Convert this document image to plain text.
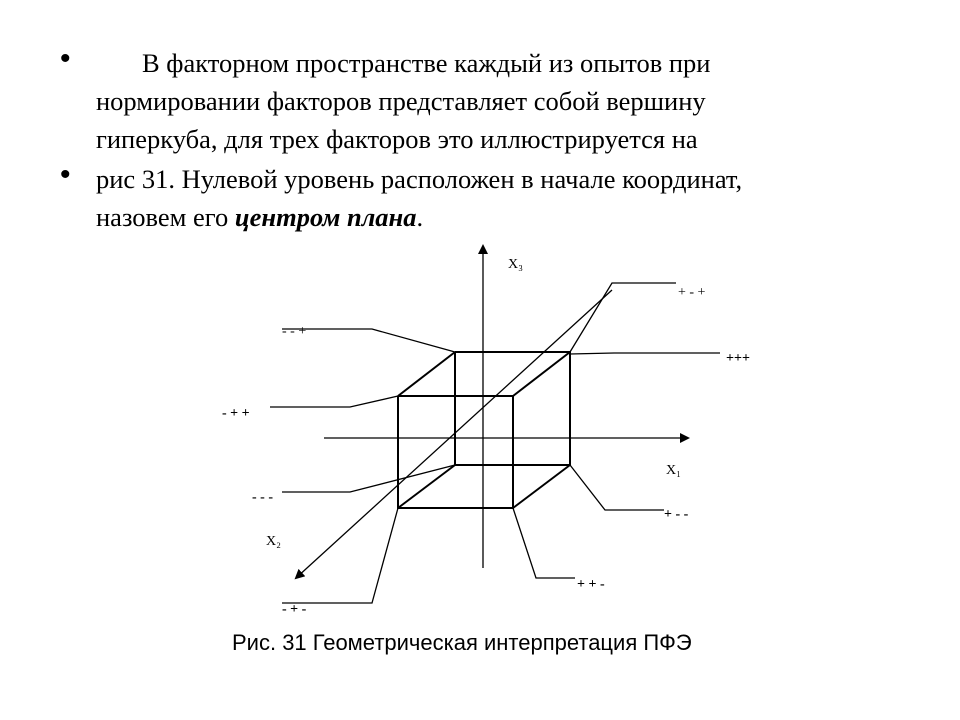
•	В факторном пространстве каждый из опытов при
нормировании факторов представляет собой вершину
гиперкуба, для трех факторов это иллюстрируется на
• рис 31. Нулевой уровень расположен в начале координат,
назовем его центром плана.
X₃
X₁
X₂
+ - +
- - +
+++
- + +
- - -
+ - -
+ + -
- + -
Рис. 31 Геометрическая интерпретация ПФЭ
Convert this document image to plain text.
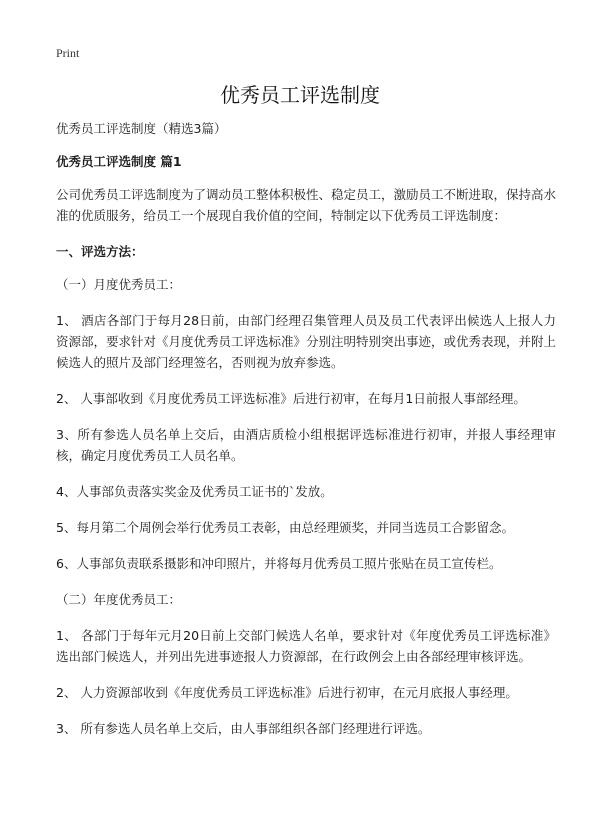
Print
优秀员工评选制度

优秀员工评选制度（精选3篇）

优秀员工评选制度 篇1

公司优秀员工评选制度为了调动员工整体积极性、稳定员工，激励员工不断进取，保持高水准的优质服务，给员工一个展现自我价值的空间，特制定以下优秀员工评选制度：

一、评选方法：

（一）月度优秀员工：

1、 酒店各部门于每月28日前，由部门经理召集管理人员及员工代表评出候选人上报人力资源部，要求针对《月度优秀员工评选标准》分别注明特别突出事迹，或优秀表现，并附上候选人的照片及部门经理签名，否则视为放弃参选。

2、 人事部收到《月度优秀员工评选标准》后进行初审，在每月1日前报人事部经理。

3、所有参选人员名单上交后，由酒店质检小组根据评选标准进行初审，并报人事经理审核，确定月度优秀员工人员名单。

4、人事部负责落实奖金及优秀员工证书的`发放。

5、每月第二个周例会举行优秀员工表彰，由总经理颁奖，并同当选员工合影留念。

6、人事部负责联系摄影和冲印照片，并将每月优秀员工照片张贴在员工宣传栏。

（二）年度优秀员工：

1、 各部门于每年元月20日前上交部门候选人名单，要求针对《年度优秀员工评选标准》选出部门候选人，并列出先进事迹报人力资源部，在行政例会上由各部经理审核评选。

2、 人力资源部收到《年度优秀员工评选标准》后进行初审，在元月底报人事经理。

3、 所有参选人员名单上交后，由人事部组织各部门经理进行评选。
• • •
Retype all entries exactly as they appear, dropping the images.

### Exercise answer
Convert this document image to plain text.
•	В факторном пространстве каждый из опытов при
нормировании факторов представляет собой вершину
гиперкуба, для трех факторов это иллюстрируется на
• рис 31. Нулевой уровень расположен в начале координат,
назовем его центром плана.
X₃
X₁
X₂
+ - +
- - +
+++
- + +
- - -
+ - -
+ + -
- + -
Рис. 31 Геометрическая интерпретация ПФЭ
Convert this document image to plain text.
Print
优秀员工评选制度

优秀员工评选制度（精选3篇）

优秀员工评选制度 篇1

公司优秀员工评选制度为了调动员工整体积极性、稳定员工，激励员工不断进取，保持高水准的优质服务，给员工一个展现自我价值的空间，特制定以下优秀员工评选制度：

一、评选方法：

（一）月度优秀员工：

1、 酒店各部门于每月28日前，由部门经理召集管理人员及员工代表评出候选人上报人力资源部，要求针对《月度优秀员工评选标准》分别注明特别突出事迹，或优秀表现，并附上候选人的照片及部门经理签名，否则视为放弃参选。

2、 人事部收到《月度优秀员工评选标准》后进行初审，在每月1日前报人事部经理。

3、所有参选人员名单上交后，由酒店质检小组根据评选标准进行初审，并报人事经理审核，确定月度优秀员工人员名单。

4、人事部负责落实奖金及优秀员工证书的`发放。

5、每月第二个周例会举行优秀员工表彰，由总经理颁奖，并同当选员工合影留念。

6、人事部负责联系摄影和冲印照片，并将每月优秀员工照片张贴在员工宣传栏。

（二）年度优秀员工：

1、 各部门于每年元月20日前上交部门候选人名单，要求针对《年度优秀员工评选标准》选出部门候选人，并列出先进事迹报人力资源部，在行政例会上由各部经理审核评选。

2、 人力资源部收到《年度优秀员工评选标准》后进行初审，在元月底报人事经理。

3、 所有参选人员名单上交后，由人事部组织各部门经理进行评选。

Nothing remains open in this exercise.